Entries with figure data

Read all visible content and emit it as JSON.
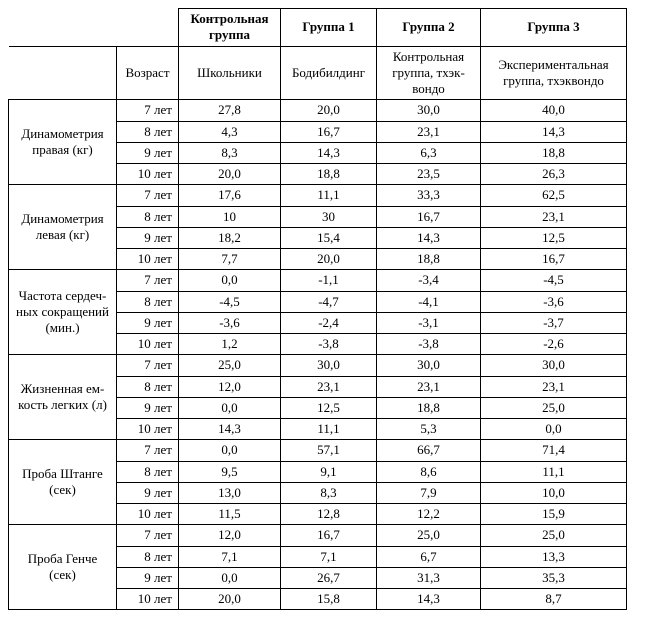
{
  "header": {
    "age_label": "Возраст",
    "groups": [
      "Контрольная группа",
      "Группа 1",
      "Группа 2",
      "Группа 3"
    ],
    "subgroups": [
      "Школьники",
      "Бодибилдинг",
      "Контрольная группа, тхэк-вондо",
      "Экспериментальная группа, тхэквондо"
    ]
  },
  "ages": [
    "7 лет",
    "8 лет",
    "9 лет",
    "10 лет"
  ],
  "metrics": [
    {
      "name": "Динамометрия правая (кг)",
      "rows": [
        [
          "27,8",
          "20,0",
          "30,0",
          "40,0"
        ],
        [
          "4,3",
          "16,7",
          "23,1",
          "14,3"
        ],
        [
          "8,3",
          "14,3",
          "6,3",
          "18,8"
        ],
        [
          "20,0",
          "18,8",
          "23,5",
          "26,3"
        ]
      ]
    },
    {
      "name": "Динамометрия левая (кг)",
      "rows": [
        [
          "17,6",
          "11,1",
          "33,3",
          "62,5"
        ],
        [
          "10",
          "30",
          "16,7",
          "23,1"
        ],
        [
          "18,2",
          "15,4",
          "14,3",
          "12,5"
        ],
        [
          "7,7",
          "20,0",
          "18,8",
          "16,7"
        ]
      ]
    },
    {
      "name": "Частота сердеч-ных сокращений (мин.)",
      "rows": [
        [
          "0,0",
          "-1,1",
          "-3,4",
          "-4,5"
        ],
        [
          "-4,5",
          "-4,7",
          "-4,1",
          "-3,6"
        ],
        [
          "-3,6",
          "-2,4",
          "-3,1",
          "-3,7"
        ],
        [
          "1,2",
          "-3,8",
          "-3,8",
          "-2,6"
        ]
      ]
    },
    {
      "name": "Жизненная ем-кость легких (л)",
      "rows": [
        [
          "25,0",
          "30,0",
          "30,0",
          "30,0"
        ],
        [
          "12,0",
          "23,1",
          "23,1",
          "23,1"
        ],
        [
          "0,0",
          "12,5",
          "18,8",
          "25,0"
        ],
        [
          "14,3",
          "11,1",
          "5,3",
          "0,0"
        ]
      ]
    },
    {
      "name": "Проба Штанге (сек)",
      "rows": [
        [
          "0,0",
          "57,1",
          "66,7",
          "71,4"
        ],
        [
          "9,5",
          "9,1",
          "8,6",
          "11,1"
        ],
        [
          "13,0",
          "8,3",
          "7,9",
          "10,0"
        ],
        [
          "11,5",
          "12,8",
          "12,2",
          "15,9"
        ]
      ]
    },
    {
      "name": "Проба Генче (сек)",
      "rows": [
        [
          "12,0",
          "16,7",
          "25,0",
          "25,0"
        ],
        [
          "7,1",
          "7,1",
          "6,7",
          "13,3"
        ],
        [
          "0,0",
          "26,7",
          "31,3",
          "35,3"
        ],
        [
          "20,0",
          "15,8",
          "14,3",
          "8,7"
        ]
      ]
    }
  ],
  "style": {
    "font_family": "Times New Roman",
    "font_size_pt": 10,
    "border_color": "#000000",
    "background_color": "#ffffff",
    "text_color": "#000000"
  }
}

§ **Given request**:
Write the listing out a second time exactly, dropping all images.

§ **Complete output**:
Read all visible content and emit it as JSON.
{
  "header": {
    "age_label": "Возраст",
    "groups": [
      "Контрольная группа",
      "Группа 1",
      "Группа 2",
      "Группа 3"
    ],
    "subgroups": [
      "Школьники",
      "Бодибилдинг",
      "Контрольная группа, тхэк-вондо",
      "Экспериментальная группа, тхэквондо"
    ]
  },
  "ages": [
    "7 лет",
    "8 лет",
    "9 лет",
    "10 лет"
  ],
  "metrics": [
    {
      "name": "Динамометрия правая (кг)",
      "rows": [
        [
          "27,8",
          "20,0",
          "30,0",
          "40,0"
        ],
        [
          "4,3",
          "16,7",
          "23,1",
          "14,3"
        ],
        [
          "8,3",
          "14,3",
          "6,3",
          "18,8"
        ],
        [
          "20,0",
          "18,8",
          "23,5",
          "26,3"
        ]
      ]
    },
    {
      "name": "Динамометрия левая (кг)",
      "rows": [
        [
          "17,6",
          "11,1",
          "33,3",
          "62,5"
        ],
        [
          "10",
          "30",
          "16,7",
          "23,1"
        ],
        [
          "18,2",
          "15,4",
          "14,3",
          "12,5"
        ],
        [
          "7,7",
          "20,0",
          "18,8",
          "16,7"
        ]
      ]
    },
    {
      "name": "Частота сердеч-ных сокращений (мин.)",
      "rows": [
        [
          "0,0",
          "-1,1",
          "-3,4",
          "-4,5"
        ],
        [
          "-4,5",
          "-4,7",
          "-4,1",
          "-3,6"
        ],
        [
          "-3,6",
          "-2,4",
          "-3,1",
          "-3,7"
        ],
        [
          "1,2",
          "-3,8",
          "-3,8",
          "-2,6"
        ]
      ]
    },
    {
      "name": "Жизненная ем-кость легких (л)",
      "rows": [
        [
          "25,0",
          "30,0",
          "30,0",
          "30,0"
        ],
        [
          "12,0",
          "23,1",
          "23,1",
          "23,1"
        ],
        [
          "0,0",
          "12,5",
          "18,8",
          "25,0"
        ],
        [
          "14,3",
          "11,1",
          "5,3",
          "0,0"
        ]
      ]
    },
    {
      "name": "Проба Штанге (сек)",
      "rows": [
        [
          "0,0",
          "57,1",
          "66,7",
          "71,4"
        ],
        [
          "9,5",
          "9,1",
          "8,6",
          "11,1"
        ],
        [
          "13,0",
          "8,3",
          "7,9",
          "10,0"
        ],
        [
          "11,5",
          "12,8",
          "12,2",
          "15,9"
        ]
      ]
    },
    {
      "name": "Проба Генче (сек)",
      "rows": [
        [
          "12,0",
          "16,7",
          "25,0",
          "25,0"
        ],
        [
          "7,1",
          "7,1",
          "6,7",
          "13,3"
        ],
        [
          "0,0",
          "26,7",
          "31,3",
          "35,3"
        ],
        [
          "20,0",
          "15,8",
          "14,3",
          "8,7"
        ]
      ]
    }
  ],
  "style": {
    "font_family": "Times New Roman",
    "font_size_pt": 10,
    "border_color": "#000000",
    "background_color": "#ffffff",
    "text_color": "#000000"
  }
}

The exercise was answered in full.